## Requirements
Where a line contains the word "hotel", copy that line in full.

begin Items

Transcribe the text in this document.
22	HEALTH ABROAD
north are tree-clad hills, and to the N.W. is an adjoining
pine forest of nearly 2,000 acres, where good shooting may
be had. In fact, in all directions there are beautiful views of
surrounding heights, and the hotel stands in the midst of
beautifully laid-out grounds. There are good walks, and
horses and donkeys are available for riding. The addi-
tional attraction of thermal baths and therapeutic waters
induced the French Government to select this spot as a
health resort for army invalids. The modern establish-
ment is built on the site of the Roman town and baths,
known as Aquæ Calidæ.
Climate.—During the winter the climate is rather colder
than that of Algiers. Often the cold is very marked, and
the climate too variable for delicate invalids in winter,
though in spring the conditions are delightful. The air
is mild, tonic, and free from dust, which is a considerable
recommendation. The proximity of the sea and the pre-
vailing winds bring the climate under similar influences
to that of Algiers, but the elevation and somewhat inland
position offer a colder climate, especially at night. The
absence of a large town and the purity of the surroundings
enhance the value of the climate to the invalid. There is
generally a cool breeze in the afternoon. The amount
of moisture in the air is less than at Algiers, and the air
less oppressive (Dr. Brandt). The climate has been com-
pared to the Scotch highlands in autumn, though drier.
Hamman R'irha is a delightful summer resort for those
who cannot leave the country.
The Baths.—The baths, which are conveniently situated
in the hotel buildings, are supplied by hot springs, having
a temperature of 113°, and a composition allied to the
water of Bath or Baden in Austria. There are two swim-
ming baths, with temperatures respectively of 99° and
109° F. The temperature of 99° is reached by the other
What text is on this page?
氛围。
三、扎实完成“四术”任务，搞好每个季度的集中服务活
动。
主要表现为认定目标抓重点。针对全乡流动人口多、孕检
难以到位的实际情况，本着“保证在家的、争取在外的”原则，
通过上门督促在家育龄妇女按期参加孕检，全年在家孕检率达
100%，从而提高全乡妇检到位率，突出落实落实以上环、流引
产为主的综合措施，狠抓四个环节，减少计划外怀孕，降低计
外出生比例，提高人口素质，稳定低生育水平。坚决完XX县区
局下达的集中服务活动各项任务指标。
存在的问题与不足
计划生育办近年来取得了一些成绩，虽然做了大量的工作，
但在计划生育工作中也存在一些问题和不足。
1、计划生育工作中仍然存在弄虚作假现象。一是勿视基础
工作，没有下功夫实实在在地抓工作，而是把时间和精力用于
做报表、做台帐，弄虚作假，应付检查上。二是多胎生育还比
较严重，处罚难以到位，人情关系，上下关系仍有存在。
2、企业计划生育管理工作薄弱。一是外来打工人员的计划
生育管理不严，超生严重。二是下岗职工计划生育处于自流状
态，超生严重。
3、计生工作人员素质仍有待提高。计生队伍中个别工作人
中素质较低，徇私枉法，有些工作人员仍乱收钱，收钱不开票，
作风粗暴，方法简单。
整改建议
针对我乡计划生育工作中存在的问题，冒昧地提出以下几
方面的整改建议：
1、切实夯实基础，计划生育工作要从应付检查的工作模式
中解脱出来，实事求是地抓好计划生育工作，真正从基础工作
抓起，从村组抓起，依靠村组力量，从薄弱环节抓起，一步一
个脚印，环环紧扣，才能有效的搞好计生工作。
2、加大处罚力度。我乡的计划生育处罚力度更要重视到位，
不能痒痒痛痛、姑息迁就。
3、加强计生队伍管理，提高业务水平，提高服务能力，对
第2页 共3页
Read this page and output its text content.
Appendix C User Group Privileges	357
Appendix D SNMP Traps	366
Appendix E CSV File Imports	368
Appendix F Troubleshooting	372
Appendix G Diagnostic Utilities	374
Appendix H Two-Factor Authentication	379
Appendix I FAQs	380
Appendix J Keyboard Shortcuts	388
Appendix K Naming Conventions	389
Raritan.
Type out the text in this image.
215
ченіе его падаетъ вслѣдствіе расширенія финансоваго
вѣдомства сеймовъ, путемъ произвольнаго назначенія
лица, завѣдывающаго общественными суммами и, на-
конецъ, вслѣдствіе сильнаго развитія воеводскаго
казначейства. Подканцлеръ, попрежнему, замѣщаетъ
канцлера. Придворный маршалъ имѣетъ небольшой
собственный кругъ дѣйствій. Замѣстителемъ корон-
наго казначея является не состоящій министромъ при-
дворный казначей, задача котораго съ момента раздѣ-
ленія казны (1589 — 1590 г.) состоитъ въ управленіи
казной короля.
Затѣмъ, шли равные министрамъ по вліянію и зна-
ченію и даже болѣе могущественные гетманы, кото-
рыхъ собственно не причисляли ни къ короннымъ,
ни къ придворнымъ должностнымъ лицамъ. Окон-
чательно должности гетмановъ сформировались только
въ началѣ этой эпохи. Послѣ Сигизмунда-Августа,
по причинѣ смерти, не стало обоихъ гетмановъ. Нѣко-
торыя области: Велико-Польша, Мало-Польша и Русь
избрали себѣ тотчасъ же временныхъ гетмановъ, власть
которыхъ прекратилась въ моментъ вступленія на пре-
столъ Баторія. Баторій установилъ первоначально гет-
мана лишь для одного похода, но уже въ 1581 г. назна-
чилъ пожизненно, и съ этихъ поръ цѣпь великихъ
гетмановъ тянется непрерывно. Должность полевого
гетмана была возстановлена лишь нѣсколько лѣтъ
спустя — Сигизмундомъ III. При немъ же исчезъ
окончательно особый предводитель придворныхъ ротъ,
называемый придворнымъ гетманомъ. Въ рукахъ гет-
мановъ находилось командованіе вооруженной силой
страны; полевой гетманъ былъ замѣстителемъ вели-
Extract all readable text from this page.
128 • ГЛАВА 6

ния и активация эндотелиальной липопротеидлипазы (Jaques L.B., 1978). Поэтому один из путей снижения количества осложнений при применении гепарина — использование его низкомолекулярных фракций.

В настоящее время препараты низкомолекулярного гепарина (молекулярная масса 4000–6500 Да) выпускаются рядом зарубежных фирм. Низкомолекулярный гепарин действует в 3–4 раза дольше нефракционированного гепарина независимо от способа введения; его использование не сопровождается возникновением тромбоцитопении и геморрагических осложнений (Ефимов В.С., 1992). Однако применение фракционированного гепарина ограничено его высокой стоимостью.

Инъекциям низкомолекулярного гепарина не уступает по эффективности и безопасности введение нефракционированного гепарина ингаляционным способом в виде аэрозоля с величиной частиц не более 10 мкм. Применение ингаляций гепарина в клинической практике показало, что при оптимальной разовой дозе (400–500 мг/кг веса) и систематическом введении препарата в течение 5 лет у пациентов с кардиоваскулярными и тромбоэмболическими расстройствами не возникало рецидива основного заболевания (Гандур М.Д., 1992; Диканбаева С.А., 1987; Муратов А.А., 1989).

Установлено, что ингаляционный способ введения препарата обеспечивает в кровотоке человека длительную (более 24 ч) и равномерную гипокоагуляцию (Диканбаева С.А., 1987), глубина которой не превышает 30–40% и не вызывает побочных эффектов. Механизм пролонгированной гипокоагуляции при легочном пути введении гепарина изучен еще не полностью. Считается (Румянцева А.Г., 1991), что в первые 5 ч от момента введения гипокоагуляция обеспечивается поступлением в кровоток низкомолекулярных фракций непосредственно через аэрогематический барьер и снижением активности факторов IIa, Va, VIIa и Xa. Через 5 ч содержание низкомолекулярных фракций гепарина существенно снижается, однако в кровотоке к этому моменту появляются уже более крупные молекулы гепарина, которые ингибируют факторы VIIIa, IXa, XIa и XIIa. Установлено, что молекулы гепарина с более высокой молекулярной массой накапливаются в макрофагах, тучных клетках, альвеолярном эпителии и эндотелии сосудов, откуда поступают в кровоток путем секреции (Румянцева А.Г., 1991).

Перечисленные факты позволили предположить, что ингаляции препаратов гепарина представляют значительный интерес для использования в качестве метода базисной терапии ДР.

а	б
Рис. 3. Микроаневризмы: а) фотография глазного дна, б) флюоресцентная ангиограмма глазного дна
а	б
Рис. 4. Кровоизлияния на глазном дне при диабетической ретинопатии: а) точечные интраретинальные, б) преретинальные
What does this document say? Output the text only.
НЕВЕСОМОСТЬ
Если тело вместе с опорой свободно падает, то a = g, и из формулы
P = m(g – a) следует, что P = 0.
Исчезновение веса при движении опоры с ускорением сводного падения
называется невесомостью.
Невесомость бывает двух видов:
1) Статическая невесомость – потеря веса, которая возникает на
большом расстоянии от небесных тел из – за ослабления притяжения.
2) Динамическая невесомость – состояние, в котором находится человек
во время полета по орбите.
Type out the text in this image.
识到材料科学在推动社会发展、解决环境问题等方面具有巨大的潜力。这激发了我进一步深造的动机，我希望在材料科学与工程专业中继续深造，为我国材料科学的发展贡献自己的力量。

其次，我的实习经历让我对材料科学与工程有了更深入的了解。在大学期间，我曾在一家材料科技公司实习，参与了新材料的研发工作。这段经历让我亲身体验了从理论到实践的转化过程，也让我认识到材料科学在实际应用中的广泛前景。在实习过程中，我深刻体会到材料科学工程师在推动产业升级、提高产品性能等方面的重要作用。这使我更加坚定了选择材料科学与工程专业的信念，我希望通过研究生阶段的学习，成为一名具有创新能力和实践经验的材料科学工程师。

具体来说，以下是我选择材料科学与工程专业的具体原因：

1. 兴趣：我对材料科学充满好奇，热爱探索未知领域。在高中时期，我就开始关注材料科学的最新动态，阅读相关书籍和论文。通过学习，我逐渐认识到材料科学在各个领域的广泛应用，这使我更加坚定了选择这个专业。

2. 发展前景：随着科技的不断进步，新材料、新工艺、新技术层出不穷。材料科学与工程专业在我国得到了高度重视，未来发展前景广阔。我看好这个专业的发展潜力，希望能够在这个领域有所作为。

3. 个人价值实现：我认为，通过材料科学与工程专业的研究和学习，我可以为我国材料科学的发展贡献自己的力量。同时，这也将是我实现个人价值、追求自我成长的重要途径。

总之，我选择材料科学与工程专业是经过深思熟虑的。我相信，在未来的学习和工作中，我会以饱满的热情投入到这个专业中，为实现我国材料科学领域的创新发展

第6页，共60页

end Items

## Solution
surrounding heights, and the hotel stands in the midst of
in the hotel buildings, are supplied by hot springs, having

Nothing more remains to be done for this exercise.